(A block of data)
★ ★ ★ ★

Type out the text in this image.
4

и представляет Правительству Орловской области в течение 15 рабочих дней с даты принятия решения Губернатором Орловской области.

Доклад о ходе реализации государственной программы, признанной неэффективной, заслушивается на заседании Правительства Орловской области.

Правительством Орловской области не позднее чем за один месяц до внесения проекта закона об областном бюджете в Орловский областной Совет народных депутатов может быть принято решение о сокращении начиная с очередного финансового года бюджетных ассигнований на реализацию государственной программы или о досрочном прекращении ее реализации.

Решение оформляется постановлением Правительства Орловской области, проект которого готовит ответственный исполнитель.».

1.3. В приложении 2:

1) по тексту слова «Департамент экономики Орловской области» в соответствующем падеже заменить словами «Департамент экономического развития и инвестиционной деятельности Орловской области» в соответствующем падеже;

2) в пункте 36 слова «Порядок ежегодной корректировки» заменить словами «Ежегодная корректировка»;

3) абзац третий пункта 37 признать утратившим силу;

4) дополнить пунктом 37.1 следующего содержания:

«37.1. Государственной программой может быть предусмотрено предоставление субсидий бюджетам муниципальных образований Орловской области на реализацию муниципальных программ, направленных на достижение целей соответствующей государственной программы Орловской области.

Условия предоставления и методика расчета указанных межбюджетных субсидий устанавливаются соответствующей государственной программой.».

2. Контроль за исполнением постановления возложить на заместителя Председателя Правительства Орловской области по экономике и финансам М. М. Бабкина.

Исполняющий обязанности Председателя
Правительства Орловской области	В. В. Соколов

★ ★ ★ ★

DESCRIPTION OF THE TASK
Every record above needs to be repeated word for word.

WRITTEN SOLUTION
Type out the text in this image.
4

и представляет Правительству Орловской области в течение 15 рабочих дней с даты принятия решения Губернатором Орловской области.

Доклад о ходе реализации государственной программы, признанной неэффективной, заслушивается на заседании Правительства Орловской области.

Правительством Орловской области не позднее чем за один месяц до внесения проекта закона об областном бюджете в Орловский областной Совет народных депутатов может быть принято решение о сокращении начиная с очередного финансового года бюджетных ассигнований на реализацию государственной программы или о досрочном прекращении ее реализации.

Решение оформляется постановлением Правительства Орловской области, проект которого готовит ответственный исполнитель.».

1.3. В приложении 2:

1) по тексту слова «Департамент экономики Орловской области» в соответствующем падеже заменить словами «Департамент экономического развития и инвестиционной деятельности Орловской области» в соответствующем падеже;

2) в пункте 36 слова «Порядок ежегодной корректировки» заменить словами «Ежегодная корректировка»;

3) абзац третий пункта 37 признать утратившим силу;

4) дополнить пунктом 37.1 следующего содержания:

«37.1. Государственной программой может быть предусмотрено предоставление субсидий бюджетам муниципальных образований Орловской области на реализацию муниципальных программ, направленных на достижение целей соответствующей государственной программы Орловской области.

Условия предоставления и методика расчета указанных межбюджетных субсидий устанавливаются соответствующей государственной программой.».

2. Контроль за исполнением постановления возложить на заместителя Председателя Правительства Орловской области по экономике и финансам М. М. Бабкина.

Исполняющий обязанности Председателя
Правительства Орловской области	В. В. Соколов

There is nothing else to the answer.